_Fragmento elegido_
Si tenemos siempre presente a Lara como protagonista del libro, la figura de Zhivago, situada en el mismo plano que la de Antipov, ya no es dominante, ya no tiende a transformar el relato épico en la «historia de un intelectual» y la larga narración de las vicisitudes partisanas del doctor queda reducida a una ramificación marginal que no debe desequilibrar la historia ni rebasar su carácter lineal.

Antipov, que aplica apasionada y fríamente la ley de la revolución bajo la cual sabe que él también perecerá, es una gran figura de nuestro tiempo, en la que resuenan los ecos de la principal tradición rusa, revivida con límpida simplicidad. Lara, dura y dulcísima heroína, es y sigue siendo su mujer aun cuando sea y siga siendo la mujer de Zhivago. Así como es y sigue siendo —de manera inconfesada e indefinible— la mujer que fue de Komarovsky; y en el fondo ha aprendido de éste la lección fundamental, y por haber conocido el rudo sabor de la vida de Komarovsky, de su olor a cigarro, de su grosera sensualidad de alcoba, de su prepotencia del más fuerte, por eso mismo Lara conoce mejor a Antipov y a Zhivago, los dos candorosos idealistas de la violencia y de la no violencia; por eso vale más que ellos y más que ellos representa la vida, y más que a ellos llegamos a amarla, a seguirla y a adivinarla en los párrafos elusivos de Pasternak que jamás nos la descubren hasta el fondo[13].

He tratado así de referir las emociones, las preguntas, los desacuerdos que la lectura de un libro como éste —quisiera decir la lucha con él— suscita en quien está profundamente interesado en el mismo nudo de problemas, y admira la inmediatez de su representación de la vida, pero no comparte su idea fundamental: que la historia trasciende al hombre; más aún, que siempre ha buscado en la lectura y en el pensamiento justamente lo contrario: una relación activa del hombre con la historia. Ni siquiera funciona aquí la operación —fundamental en nuestra educación literaria— de separar la poesía del mundo ideológico del autor. Esta idea de la historia-naturaleza es justamente la que da a El doctor Zhivago la solemnidad humilde que nos fascina también a nosotros. ¿Cómo hacer para definir nuestra relación con el libro?

_Qué hay que hacer_
Vuelve a escribir tal cual la parte del texto sobre El doctor Zhivago que empieza en las palabras "He tratado así" y acaba después de "con el libro?".

_Datos del ejercicio_
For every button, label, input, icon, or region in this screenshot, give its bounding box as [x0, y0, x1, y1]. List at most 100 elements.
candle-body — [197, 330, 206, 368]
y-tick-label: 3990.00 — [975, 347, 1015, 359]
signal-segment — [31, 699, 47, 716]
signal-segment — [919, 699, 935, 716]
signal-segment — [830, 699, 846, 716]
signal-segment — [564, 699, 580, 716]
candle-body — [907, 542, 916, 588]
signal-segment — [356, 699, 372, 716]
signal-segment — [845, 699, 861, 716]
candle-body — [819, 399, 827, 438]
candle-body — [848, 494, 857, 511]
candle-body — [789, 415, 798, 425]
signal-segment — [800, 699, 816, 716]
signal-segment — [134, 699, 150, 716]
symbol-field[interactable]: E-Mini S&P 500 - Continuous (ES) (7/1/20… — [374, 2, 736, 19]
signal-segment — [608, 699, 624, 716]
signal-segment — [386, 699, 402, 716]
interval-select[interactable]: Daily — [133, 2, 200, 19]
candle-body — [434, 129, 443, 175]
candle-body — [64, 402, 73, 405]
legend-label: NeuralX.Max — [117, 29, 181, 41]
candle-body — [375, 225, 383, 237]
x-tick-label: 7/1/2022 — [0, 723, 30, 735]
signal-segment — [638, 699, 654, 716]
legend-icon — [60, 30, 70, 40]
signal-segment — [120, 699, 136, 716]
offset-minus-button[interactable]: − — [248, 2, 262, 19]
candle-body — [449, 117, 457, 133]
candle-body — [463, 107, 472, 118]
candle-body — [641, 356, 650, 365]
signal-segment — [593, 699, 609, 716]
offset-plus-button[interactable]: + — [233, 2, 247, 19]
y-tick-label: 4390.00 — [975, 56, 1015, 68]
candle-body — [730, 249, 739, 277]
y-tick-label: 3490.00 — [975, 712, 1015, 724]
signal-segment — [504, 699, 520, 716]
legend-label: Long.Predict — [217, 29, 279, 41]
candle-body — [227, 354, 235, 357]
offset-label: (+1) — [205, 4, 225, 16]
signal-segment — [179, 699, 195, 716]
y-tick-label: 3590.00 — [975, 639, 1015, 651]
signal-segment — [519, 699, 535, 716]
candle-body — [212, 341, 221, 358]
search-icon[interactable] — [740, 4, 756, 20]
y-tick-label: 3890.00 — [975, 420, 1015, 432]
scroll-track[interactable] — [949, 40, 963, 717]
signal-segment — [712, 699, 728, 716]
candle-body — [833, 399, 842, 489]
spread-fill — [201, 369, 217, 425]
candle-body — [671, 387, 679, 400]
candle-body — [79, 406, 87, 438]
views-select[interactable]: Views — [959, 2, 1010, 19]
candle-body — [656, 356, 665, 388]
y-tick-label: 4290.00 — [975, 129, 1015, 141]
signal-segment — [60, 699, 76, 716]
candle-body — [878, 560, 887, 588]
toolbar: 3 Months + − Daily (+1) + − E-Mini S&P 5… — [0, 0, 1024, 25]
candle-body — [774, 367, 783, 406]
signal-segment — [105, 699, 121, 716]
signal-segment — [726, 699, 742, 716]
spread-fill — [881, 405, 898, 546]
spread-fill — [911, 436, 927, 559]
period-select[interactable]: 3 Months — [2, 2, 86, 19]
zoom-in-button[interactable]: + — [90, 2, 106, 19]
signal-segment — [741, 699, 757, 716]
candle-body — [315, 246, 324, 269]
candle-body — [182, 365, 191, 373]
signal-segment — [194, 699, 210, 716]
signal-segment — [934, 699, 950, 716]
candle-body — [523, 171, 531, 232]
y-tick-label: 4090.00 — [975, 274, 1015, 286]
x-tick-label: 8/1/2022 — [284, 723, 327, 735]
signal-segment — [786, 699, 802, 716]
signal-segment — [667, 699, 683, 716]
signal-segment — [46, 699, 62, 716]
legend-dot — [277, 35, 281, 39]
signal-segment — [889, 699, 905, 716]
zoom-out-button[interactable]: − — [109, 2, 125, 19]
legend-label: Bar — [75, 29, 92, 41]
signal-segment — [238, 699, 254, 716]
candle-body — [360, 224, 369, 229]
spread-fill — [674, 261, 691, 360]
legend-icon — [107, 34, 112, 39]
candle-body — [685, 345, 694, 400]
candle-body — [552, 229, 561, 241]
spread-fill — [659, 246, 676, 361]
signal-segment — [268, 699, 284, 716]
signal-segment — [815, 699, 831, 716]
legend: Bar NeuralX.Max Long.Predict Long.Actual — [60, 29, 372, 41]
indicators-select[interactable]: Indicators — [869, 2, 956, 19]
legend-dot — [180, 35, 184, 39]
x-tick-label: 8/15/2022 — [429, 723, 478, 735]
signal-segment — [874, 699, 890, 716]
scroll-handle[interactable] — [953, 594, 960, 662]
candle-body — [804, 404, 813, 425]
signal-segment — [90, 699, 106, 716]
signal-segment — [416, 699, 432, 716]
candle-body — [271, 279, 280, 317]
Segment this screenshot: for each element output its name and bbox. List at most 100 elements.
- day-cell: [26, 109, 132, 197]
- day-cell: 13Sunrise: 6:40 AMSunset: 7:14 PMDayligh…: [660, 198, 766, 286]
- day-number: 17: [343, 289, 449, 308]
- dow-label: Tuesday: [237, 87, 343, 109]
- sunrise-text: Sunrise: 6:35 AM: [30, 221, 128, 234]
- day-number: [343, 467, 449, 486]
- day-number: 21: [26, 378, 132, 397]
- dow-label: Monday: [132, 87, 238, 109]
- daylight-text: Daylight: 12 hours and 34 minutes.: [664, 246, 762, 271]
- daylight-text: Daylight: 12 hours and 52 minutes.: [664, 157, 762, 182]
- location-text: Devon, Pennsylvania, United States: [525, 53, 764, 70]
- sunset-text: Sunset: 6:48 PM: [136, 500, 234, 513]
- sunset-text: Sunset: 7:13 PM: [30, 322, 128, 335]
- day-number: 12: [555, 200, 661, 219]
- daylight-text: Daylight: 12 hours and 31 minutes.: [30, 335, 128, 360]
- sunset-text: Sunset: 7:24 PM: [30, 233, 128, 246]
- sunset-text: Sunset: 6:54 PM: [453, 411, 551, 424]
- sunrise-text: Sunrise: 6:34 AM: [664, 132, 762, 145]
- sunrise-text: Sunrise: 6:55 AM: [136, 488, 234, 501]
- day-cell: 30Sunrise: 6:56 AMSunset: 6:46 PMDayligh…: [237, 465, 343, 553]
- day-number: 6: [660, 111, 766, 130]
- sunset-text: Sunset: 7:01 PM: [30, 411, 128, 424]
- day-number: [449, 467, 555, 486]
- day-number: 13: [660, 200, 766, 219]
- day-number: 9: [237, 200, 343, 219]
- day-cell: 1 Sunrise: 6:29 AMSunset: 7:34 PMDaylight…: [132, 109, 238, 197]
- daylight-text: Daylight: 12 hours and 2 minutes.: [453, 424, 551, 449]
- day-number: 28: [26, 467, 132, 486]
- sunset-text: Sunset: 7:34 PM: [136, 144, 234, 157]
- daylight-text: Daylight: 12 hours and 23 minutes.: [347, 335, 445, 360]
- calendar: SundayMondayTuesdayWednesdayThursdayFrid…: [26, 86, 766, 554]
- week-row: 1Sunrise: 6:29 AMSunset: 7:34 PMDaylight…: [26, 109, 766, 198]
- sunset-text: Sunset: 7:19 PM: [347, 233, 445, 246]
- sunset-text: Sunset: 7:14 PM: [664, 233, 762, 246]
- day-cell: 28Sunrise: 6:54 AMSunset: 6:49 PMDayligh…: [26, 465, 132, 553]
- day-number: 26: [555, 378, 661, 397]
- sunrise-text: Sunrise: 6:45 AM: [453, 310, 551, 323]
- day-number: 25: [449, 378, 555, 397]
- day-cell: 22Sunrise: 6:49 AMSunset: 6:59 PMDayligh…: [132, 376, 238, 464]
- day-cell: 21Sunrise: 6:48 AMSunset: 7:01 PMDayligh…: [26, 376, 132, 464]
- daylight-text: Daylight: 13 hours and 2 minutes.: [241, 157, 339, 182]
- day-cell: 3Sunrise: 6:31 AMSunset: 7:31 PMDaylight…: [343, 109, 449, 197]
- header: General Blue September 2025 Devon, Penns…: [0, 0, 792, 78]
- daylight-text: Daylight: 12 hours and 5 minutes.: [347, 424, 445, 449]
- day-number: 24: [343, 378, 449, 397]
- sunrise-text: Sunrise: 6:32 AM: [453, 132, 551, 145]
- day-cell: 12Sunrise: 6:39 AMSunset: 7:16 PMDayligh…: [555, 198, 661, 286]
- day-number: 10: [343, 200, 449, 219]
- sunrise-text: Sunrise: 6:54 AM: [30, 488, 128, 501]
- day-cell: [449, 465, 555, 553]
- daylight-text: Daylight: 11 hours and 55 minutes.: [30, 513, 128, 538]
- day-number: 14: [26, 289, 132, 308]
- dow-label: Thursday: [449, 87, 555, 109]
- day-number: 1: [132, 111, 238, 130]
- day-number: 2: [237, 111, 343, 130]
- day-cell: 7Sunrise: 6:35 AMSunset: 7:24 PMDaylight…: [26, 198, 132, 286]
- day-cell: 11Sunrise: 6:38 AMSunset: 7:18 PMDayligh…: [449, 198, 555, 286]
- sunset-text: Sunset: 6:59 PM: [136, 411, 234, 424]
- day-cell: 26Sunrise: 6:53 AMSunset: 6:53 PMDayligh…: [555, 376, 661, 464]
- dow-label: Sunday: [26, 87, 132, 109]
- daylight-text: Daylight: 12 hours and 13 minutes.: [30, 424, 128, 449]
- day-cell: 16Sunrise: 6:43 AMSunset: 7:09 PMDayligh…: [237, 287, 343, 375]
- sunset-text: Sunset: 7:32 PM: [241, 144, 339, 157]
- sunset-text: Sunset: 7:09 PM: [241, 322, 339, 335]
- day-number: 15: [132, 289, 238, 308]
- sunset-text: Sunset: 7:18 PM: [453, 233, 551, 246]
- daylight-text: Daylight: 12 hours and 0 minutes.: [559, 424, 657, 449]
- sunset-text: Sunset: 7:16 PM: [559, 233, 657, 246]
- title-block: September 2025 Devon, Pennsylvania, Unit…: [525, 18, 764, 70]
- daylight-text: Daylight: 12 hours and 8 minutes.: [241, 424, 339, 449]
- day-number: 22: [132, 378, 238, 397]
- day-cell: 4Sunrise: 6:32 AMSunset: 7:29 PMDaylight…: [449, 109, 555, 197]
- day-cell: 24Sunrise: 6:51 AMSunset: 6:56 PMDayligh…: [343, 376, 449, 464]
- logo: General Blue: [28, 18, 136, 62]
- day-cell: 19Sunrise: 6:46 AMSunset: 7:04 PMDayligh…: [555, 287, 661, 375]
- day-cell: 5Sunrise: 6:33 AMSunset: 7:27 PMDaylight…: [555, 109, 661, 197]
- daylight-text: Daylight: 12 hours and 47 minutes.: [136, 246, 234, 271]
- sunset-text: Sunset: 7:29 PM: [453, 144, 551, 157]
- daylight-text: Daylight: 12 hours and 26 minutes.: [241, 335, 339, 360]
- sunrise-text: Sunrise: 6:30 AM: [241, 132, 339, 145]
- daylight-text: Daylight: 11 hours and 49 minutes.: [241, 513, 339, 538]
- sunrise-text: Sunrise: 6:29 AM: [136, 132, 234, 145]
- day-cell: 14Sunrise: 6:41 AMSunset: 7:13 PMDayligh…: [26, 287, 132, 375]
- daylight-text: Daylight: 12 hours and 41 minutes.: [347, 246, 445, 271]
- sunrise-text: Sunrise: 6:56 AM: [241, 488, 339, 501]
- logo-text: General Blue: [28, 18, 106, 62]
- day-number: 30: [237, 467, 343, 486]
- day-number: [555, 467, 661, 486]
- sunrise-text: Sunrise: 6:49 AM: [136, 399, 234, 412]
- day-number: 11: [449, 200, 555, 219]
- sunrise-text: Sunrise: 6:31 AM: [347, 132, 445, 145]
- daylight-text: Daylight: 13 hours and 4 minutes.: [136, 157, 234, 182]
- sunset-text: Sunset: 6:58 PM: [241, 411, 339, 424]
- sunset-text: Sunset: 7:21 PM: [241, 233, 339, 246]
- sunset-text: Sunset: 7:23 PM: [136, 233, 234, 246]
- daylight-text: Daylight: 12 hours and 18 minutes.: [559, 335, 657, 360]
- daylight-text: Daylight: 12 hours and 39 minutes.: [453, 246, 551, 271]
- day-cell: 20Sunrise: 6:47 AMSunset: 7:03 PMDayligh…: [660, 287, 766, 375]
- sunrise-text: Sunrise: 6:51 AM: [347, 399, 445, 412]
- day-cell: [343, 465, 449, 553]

_Tarea resuelta_
He tratado así de referir las emociones, las preguntas, los desacuerdos que la lectura de un libro como éste —quisiera decir la lucha con él— suscita en quien está profundamente interesado en el mismo nudo de problemas, y admira la inmediatez de su representación de la vida, pero no comparte su idea fundamental: que la historia trasciende al hombre; más aún, que siempre ha buscado en la lectura y en el pensamiento justamente lo contrario: una relación activa del hombre con la historia. Ni siquiera funciona aquí la operación —fundamental en nuestra educación literaria— de separar la poesía del mundo ideológico del autor. Esta idea de la historia-naturaleza es justamente la que da a El doctor Zhivago la solemnidad humilde que nos fascina también a nosotros. ¿Cómo hacer para definir nuestra relación con el libro?